WRITTEN EXERCISE » Return each line of the listing below, unchanged, and omit the images.
* * *
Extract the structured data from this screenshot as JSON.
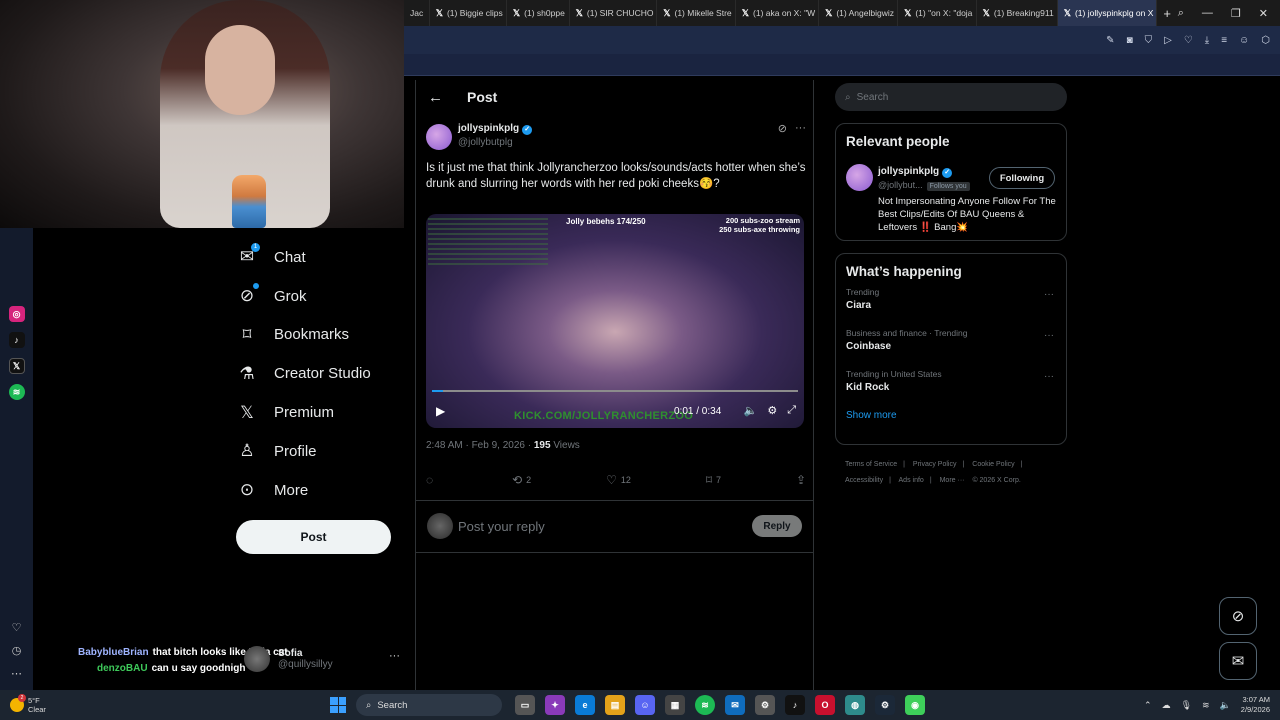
{
  "browser": {
    "tabs": [
      {
        "label": "Jac",
        "x_icon": false
      },
      {
        "label": "(1) Biggie clips",
        "x_icon": true
      },
      {
        "label": "(1) sh0ppe",
        "x_icon": true
      },
      {
        "label": "(1) SIR CHUCHO",
        "x_icon": true
      },
      {
        "label": "(1) Mikelle Stre",
        "x_icon": true
      },
      {
        "label": "(1) aka on X: \"W",
        "x_icon": true
      },
      {
        "label": "(1) Angelbigwiz",
        "x_icon": true
      },
      {
        "label": "(1) \"on X: \"doja",
        "x_icon": true
      },
      {
        "label": "(1) Breaking911",
        "x_icon": true
      },
      {
        "label": "(1) jollyspinkplg on X",
        "x_icon": true,
        "active": true
      }
    ],
    "new_tab": "+",
    "toolbar_icons": [
      "edit-icon",
      "camera-icon",
      "shield-icon",
      "play-icon",
      "heart-icon",
      "download-icon",
      "menu-icon",
      "profile-icon",
      "extension-icon"
    ]
  },
  "nav": {
    "items": [
      {
        "label": "Chat",
        "icon": "mail-icon",
        "badge": "1"
      },
      {
        "label": "Grok",
        "icon": "grok-icon",
        "dot": true
      },
      {
        "label": "Bookmarks",
        "icon": "bookmark-icon"
      },
      {
        "label": "Creator Studio",
        "icon": "flask-icon"
      },
      {
        "label": "Premium",
        "icon": "x-logo-icon"
      },
      {
        "label": "Profile",
        "icon": "person-icon"
      },
      {
        "label": "More",
        "icon": "more-circle-icon"
      }
    ],
    "post_label": "Post"
  },
  "account": {
    "name": "Sofia",
    "handle": "@quillysillyy",
    "more": "···"
  },
  "stream_chat": [
    {
      "user": "BabyblueBrian",
      "message": "that bitch looks like Doja cat"
    },
    {
      "user": "denzoBAU",
      "message": "can u say goodnigh"
    }
  ],
  "post": {
    "header_title": "Post",
    "author_name": "jollyspinkplg",
    "author_handle": "@jollybutplg",
    "text": "Is it just me that think Jollyrancherzoo looks/sounds/acts hotter when she’s drunk and slurring her words with her red poki cheeks😚?",
    "video": {
      "overlay_title": "Jolly bebehs 174/250",
      "overlay_goals": [
        "200 subs-zoo stream",
        "250 subs-axe throwing"
      ],
      "watermark": "KICK.COM/JOLLYRANCHERZOO",
      "time": "0:01 / 0:34",
      "progress": 0.03
    },
    "timestamp": "2:48 AM · Feb 9, 2026 ·",
    "views_count": "195",
    "views_label": "Views",
    "actions": {
      "replies": "",
      "reposts": "2",
      "likes": "12",
      "bookmarks": "7"
    },
    "reply_placeholder": "Post your reply",
    "reply_button": "Reply"
  },
  "sidebar": {
    "search_placeholder": "Search",
    "relevant": {
      "title": "Relevant people",
      "name": "jollyspinkplg",
      "handle": "@jollybut...",
      "follows_you": "Follows you",
      "follow_button": "Following",
      "bio": "Not Impersonating Anyone Follow For The Best Clips/Edits Of BAU Queens & Leftovers ‼️ Bang💥"
    },
    "happening": {
      "title": "What’s happening",
      "trends": [
        {
          "context": "Trending",
          "name": "Ciara"
        },
        {
          "context": "Business and finance · Trending",
          "name": "Coinbase"
        },
        {
          "context": "Trending in United States",
          "name": "Kid Rock"
        }
      ],
      "show_more": "Show more"
    },
    "footer": [
      "Terms of Service",
      "|",
      "Privacy Policy",
      "|",
      "Cookie Policy",
      "|",
      "Accessibility",
      "|",
      "Ads info",
      "|",
      "More ···",
      "© 2026 X Corp."
    ]
  },
  "taskbar": {
    "weather_temp": "5°F",
    "weather_desc": "Clear",
    "weather_badge": "2",
    "search_label": "Search",
    "time": "3:07 AM",
    "date": "2/9/2026"
  }
}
* * *
TASK SOLUTION »
Extract the structured data from this screenshot as JSON.
{
  "browser": {
    "tabs": [
      {
        "label": "Jac",
        "x_icon": false
      },
      {
        "label": "(1) Biggie clips",
        "x_icon": true
      },
      {
        "label": "(1) sh0ppe",
        "x_icon": true
      },
      {
        "label": "(1) SIR CHUCHO",
        "x_icon": true
      },
      {
        "label": "(1) Mikelle Stre",
        "x_icon": true
      },
      {
        "label": "(1) aka on X: \"W",
        "x_icon": true
      },
      {
        "label": "(1) Angelbigwiz",
        "x_icon": true
      },
      {
        "label": "(1) \"on X: \"doja",
        "x_icon": true
      },
      {
        "label": "(1) Breaking911",
        "x_icon": true
      },
      {
        "label": "(1) jollyspinkplg on X",
        "x_icon": true,
        "active": true
      }
    ],
    "new_tab": "+",
    "toolbar_icons": [
      "edit-icon",
      "camera-icon",
      "shield-icon",
      "play-icon",
      "heart-icon",
      "download-icon",
      "menu-icon",
      "profile-icon",
      "extension-icon"
    ]
  },
  "nav": {
    "items": [
      {
        "label": "Chat",
        "icon": "mail-icon",
        "badge": "1"
      },
      {
        "label": "Grok",
        "icon": "grok-icon",
        "dot": true
      },
      {
        "label": "Bookmarks",
        "icon": "bookmark-icon"
      },
      {
        "label": "Creator Studio",
        "icon": "flask-icon"
      },
      {
        "label": "Premium",
        "icon": "x-logo-icon"
      },
      {
        "label": "Profile",
        "icon": "person-icon"
      },
      {
        "label": "More",
        "icon": "more-circle-icon"
      }
    ],
    "post_label": "Post"
  },
  "account": {
    "name": "Sofia",
    "handle": "@quillysillyy",
    "more": "···"
  },
  "stream_chat": [
    {
      "user": "BabyblueBrian",
      "message": "that bitch looks like Doja cat"
    },
    {
      "user": "denzoBAU",
      "message": "can u say goodnigh"
    }
  ],
  "post": {
    "header_title": "Post",
    "author_name": "jollyspinkplg",
    "author_handle": "@jollybutplg",
    "text": "Is it just me that think Jollyrancherzoo looks/sounds/acts hotter when she’s drunk and slurring her words with her red poki cheeks😚?",
    "video": {
      "overlay_title": "Jolly bebehs 174/250",
      "overlay_goals": [
        "200 subs-zoo stream",
        "250 subs-axe throwing"
      ],
      "watermark": "KICK.COM/JOLLYRANCHERZOO",
      "time": "0:01 / 0:34",
      "progress": 0.03
    },
    "timestamp": "2:48 AM · Feb 9, 2026 ·",
    "views_count": "195",
    "views_label": "Views",
    "actions": {
      "replies": "",
      "reposts": "2",
      "likes": "12",
      "bookmarks": "7"
    },
    "reply_placeholder": "Post your reply",
    "reply_button": "Reply"
  },
  "sidebar": {
    "search_placeholder": "Search",
    "relevant": {
      "title": "Relevant people",
      "name": "jollyspinkplg",
      "handle": "@jollybut...",
      "follows_you": "Follows you",
      "follow_button": "Following",
      "bio": "Not Impersonating Anyone Follow For The Best Clips/Edits Of BAU Queens & Leftovers ‼️ Bang💥"
    },
    "happening": {
      "title": "What’s happening",
      "trends": [
        {
          "context": "Trending",
          "name": "Ciara"
        },
        {
          "context": "Business and finance · Trending",
          "name": "Coinbase"
        },
        {
          "context": "Trending in United States",
          "name": "Kid Rock"
        }
      ],
      "show_more": "Show more"
    },
    "footer": [
      "Terms of Service",
      "|",
      "Privacy Policy",
      "|",
      "Cookie Policy",
      "|",
      "Accessibility",
      "|",
      "Ads info",
      "|",
      "More ···",
      "© 2026 X Corp."
    ]
  },
  "taskbar": {
    "weather_temp": "5°F",
    "weather_desc": "Clear",
    "weather_badge": "2",
    "search_label": "Search",
    "time": "3:07 AM",
    "date": "2/9/2026"
  }
}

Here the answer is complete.